--- MATERIAL SHOWN ---
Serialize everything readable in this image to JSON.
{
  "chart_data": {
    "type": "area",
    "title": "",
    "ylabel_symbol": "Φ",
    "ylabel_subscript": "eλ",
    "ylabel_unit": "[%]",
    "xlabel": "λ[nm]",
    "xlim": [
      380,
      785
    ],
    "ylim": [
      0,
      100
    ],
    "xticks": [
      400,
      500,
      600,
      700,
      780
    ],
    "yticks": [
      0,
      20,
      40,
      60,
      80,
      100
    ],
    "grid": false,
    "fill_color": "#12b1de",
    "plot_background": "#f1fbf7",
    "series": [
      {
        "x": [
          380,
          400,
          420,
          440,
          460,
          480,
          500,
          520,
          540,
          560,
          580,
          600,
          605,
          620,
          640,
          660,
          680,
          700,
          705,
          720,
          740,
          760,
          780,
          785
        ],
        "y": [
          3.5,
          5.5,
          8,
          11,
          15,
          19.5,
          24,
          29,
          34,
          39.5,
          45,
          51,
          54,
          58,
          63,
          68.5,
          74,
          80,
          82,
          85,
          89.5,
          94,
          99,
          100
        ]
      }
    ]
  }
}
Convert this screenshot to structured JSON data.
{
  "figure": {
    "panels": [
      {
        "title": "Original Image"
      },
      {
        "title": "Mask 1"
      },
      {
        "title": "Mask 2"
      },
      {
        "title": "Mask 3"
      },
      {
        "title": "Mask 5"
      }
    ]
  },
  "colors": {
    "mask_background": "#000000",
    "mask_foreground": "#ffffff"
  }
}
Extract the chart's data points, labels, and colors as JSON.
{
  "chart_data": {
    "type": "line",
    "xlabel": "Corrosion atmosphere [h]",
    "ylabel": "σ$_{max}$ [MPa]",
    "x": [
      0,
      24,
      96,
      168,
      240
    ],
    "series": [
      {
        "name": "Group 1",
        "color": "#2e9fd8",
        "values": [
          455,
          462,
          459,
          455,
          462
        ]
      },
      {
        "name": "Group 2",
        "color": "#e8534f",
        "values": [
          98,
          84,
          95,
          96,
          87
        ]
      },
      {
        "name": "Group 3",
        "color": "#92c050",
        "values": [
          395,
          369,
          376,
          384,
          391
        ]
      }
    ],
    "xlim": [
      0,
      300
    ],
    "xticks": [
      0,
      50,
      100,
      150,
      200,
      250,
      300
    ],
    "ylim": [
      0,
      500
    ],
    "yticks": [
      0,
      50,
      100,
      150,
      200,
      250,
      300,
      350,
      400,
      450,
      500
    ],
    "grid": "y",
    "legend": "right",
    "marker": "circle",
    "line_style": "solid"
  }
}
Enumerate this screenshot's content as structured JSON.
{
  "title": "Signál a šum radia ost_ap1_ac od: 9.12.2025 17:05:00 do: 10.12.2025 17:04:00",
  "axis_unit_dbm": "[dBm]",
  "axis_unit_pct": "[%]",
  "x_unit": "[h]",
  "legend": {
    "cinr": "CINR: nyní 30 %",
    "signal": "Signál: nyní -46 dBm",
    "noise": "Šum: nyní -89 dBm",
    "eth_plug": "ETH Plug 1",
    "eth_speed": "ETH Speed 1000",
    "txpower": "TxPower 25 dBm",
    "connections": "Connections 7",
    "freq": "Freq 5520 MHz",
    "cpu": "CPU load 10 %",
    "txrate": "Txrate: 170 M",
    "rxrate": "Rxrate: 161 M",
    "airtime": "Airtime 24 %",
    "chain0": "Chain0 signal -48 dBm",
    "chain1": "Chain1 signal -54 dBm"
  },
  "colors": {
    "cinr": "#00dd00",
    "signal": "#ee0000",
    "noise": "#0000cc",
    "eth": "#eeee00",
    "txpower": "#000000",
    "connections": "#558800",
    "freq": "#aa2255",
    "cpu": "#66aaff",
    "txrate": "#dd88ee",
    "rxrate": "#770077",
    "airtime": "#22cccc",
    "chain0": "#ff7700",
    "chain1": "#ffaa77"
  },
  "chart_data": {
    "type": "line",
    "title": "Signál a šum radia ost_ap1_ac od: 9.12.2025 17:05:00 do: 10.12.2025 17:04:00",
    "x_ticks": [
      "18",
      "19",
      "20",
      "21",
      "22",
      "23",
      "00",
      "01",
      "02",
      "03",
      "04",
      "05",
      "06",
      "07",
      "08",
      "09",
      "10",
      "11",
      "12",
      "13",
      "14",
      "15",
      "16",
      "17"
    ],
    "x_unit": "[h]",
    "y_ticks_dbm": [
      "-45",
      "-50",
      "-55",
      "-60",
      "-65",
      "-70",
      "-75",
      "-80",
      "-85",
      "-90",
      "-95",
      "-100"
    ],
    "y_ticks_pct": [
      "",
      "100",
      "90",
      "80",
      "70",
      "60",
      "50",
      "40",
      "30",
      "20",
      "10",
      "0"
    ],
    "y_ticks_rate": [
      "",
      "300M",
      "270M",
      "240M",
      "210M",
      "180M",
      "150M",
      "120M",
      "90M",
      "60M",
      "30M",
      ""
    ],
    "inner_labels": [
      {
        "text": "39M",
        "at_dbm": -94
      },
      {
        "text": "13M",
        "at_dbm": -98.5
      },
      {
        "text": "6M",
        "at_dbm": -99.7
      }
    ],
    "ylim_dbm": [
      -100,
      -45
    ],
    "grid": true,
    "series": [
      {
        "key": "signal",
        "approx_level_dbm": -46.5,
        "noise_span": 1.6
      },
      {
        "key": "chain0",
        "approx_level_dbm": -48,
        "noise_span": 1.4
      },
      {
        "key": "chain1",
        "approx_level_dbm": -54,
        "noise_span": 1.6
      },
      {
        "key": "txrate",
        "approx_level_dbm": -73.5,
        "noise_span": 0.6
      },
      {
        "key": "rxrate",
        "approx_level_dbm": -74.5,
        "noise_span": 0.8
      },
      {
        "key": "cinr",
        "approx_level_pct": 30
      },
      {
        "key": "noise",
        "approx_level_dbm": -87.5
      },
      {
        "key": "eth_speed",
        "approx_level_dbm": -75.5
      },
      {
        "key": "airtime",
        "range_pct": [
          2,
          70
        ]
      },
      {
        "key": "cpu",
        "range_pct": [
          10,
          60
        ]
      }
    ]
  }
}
---
SET EXERCISE:
Copy each line from the data above that includes "title".

ANSWER TO THIS TASK:
    "title": "",
        "title": "Original Image"
        "title": "Mask 1"
        "title": "Mask 2"
        "title": "Mask 3"
        "title": "Mask 5"
  "title": "Signál a šum radia ost_ap1_ac od: 9.12.2025 17:05:00 do: 10.12.2025 17:04:00",
    "title": "Signál a šum radia ost_ap1_ac od: 9.12.2025 17:05:00 do: 10.12.2025 17:04:00",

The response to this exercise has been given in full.